╭─ Input for this task

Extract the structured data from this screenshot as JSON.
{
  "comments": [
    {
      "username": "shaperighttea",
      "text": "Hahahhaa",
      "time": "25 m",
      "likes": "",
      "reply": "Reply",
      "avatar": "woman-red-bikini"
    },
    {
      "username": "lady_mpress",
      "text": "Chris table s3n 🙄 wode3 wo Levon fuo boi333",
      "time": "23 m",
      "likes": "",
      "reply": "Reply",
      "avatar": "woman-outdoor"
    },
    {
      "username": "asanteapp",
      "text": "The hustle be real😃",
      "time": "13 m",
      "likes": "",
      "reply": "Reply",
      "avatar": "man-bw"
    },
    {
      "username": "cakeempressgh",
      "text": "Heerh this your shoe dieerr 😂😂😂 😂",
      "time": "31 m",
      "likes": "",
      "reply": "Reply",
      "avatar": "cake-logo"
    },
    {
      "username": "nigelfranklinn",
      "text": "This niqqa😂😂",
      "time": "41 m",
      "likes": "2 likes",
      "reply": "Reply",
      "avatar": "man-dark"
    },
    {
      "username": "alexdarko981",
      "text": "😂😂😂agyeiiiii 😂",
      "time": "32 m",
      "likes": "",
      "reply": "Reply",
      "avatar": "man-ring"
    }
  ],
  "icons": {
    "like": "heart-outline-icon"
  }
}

╰─

» **What is expected**: Return all lines of the material above in which the word "username" occurs.

» **Answer to the exercise**:
      "username": "shaperighttea",
      "username": "lady_mpress",
      "username": "asanteapp",
      "username": "cakeempressgh",
      "username": "nigelfranklinn",
      "username": "alexdarko981",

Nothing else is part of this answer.